Repeat everything in the material exactly.

══ Dataset ══

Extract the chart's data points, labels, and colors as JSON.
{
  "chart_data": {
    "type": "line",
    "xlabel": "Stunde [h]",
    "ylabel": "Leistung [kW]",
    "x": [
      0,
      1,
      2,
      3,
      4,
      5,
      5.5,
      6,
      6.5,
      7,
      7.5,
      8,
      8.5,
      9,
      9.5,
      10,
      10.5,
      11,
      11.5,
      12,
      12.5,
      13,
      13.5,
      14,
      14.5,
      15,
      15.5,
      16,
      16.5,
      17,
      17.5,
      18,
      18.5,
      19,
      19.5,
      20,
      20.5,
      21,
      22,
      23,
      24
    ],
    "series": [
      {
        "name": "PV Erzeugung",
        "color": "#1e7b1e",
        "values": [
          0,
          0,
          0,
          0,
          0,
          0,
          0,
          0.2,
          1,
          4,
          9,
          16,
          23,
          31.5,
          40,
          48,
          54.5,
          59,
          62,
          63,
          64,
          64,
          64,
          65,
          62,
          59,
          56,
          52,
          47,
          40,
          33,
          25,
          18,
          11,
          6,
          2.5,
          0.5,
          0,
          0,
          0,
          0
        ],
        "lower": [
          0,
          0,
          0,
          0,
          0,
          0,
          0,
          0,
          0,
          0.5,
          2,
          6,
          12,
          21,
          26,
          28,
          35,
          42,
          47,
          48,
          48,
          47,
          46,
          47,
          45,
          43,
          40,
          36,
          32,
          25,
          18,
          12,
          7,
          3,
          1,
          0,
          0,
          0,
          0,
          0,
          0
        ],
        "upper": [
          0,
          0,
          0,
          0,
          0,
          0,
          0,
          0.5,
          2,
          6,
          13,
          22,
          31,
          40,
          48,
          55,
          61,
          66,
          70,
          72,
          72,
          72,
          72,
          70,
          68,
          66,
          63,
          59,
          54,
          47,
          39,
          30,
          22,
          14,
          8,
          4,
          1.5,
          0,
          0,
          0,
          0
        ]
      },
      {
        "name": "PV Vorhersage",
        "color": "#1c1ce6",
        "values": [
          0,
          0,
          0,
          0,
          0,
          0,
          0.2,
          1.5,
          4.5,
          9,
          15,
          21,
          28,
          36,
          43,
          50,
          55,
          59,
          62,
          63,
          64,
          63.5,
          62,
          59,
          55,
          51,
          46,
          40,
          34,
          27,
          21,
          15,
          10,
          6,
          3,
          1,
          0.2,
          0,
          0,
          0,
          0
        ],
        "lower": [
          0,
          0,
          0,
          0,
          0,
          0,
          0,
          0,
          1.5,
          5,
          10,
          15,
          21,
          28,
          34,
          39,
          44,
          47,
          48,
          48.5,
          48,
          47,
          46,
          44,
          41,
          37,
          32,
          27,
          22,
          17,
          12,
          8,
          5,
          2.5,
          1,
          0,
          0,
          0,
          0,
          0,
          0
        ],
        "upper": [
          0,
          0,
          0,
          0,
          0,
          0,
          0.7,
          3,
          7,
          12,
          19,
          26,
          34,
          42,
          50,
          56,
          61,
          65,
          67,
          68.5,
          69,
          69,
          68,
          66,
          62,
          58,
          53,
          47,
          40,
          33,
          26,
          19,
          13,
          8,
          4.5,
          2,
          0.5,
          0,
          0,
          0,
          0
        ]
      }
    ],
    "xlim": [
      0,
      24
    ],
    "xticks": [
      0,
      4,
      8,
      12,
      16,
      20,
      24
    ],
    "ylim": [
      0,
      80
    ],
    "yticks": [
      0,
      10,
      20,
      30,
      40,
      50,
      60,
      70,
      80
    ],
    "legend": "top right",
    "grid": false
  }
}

═══

Task output
Extract the chart's data points, labels, and colors as JSON.
{
  "chart_data": {
    "type": "line",
    "xlabel": "Stunde [h]",
    "ylabel": "Leistung [kW]",
    "x": [
      0,
      1,
      2,
      3,
      4,
      5,
      5.5,
      6,
      6.5,
      7,
      7.5,
      8,
      8.5,
      9,
      9.5,
      10,
      10.5,
      11,
      11.5,
      12,
      12.5,
      13,
      13.5,
      14,
      14.5,
      15,
      15.5,
      16,
      16.5,
      17,
      17.5,
      18,
      18.5,
      19,
      19.5,
      20,
      20.5,
      21,
      22,
      23,
      24
    ],
    "series": [
      {
        "name": "PV Erzeugung",
        "color": "#1e7b1e",
        "values": [
          0,
          0,
          0,
          0,
          0,
          0,
          0,
          0.2,
          1,
          4,
          9,
          16,
          23,
          31.5,
          40,
          48,
          54.5,
          59,
          62,
          63,
          64,
          64,
          64,
          65,
          62,
          59,
          56,
          52,
          47,
          40,
          33,
          25,
          18,
          11,
          6,
          2.5,
          0.5,
          0,
          0,
          0,
          0
        ],
        "lower": [
          0,
          0,
          0,
          0,
          0,
          0,
          0,
          0,
          0,
          0.5,
          2,
          6,
          12,
          21,
          26,
          28,
          35,
          42,
          47,
          48,
          48,
          47,
          46,
          47,
          45,
          43,
          40,
          36,
          32,
          25,
          18,
          12,
          7,
          3,
          1,
          0,
          0,
          0,
          0,
          0,
          0
        ],
        "upper": [
          0,
          0,
          0,
          0,
          0,
          0,
          0,
          0.5,
          2,
          6,
          13,
          22,
          31,
          40,
          48,
          55,
          61,
          66,
          70,
          72,
          72,
          72,
          72,
          70,
          68,
          66,
          63,
          59,
          54,
          47,
          39,
          30,
          22,
          14,
          8,
          4,
          1.5,
          0,
          0,
          0,
          0
        ]
      },
      {
        "name": "PV Vorhersage",
        "color": "#1c1ce6",
        "values": [
          0,
          0,
          0,
          0,
          0,
          0,
          0.2,
          1.5,
          4.5,
          9,
          15,
          21,
          28,
          36,
          43,
          50,
          55,
          59,
          62,
          63,
          64,
          63.5,
          62,
          59,
          55,
          51,
          46,
          40,
          34,
          27,
          21,
          15,
          10,
          6,
          3,
          1,
          0.2,
          0,
          0,
          0,
          0
        ],
        "lower": [
          0,
          0,
          0,
          0,
          0,
          0,
          0,
          0,
          1.5,
          5,
          10,
          15,
          21,
          28,
          34,
          39,
          44,
          47,
          48,
          48.5,
          48,
          47,
          46,
          44,
          41,
          37,
          32,
          27,
          22,
          17,
          12,
          8,
          5,
          2.5,
          1,
          0,
          0,
          0,
          0,
          0,
          0
        ],
        "upper": [
          0,
          0,
          0,
          0,
          0,
          0,
          0.7,
          3,
          7,
          12,
          19,
          26,
          34,
          42,
          50,
          56,
          61,
          65,
          67,
          68.5,
          69,
          69,
          68,
          66,
          62,
          58,
          53,
          47,
          40,
          33,
          26,
          19,
          13,
          8,
          4.5,
          2,
          0.5,
          0,
          0,
          0,
          0
        ]
      }
    ],
    "xlim": [
      0,
      24
    ],
    "xticks": [
      0,
      4,
      8,
      12,
      16,
      20,
      24
    ],
    "ylim": [
      0,
      80
    ],
    "yticks": [
      0,
      10,
      20,
      30,
      40,
      50,
      60,
      70,
      80
    ],
    "legend": "top right",
    "grid": false
  }
}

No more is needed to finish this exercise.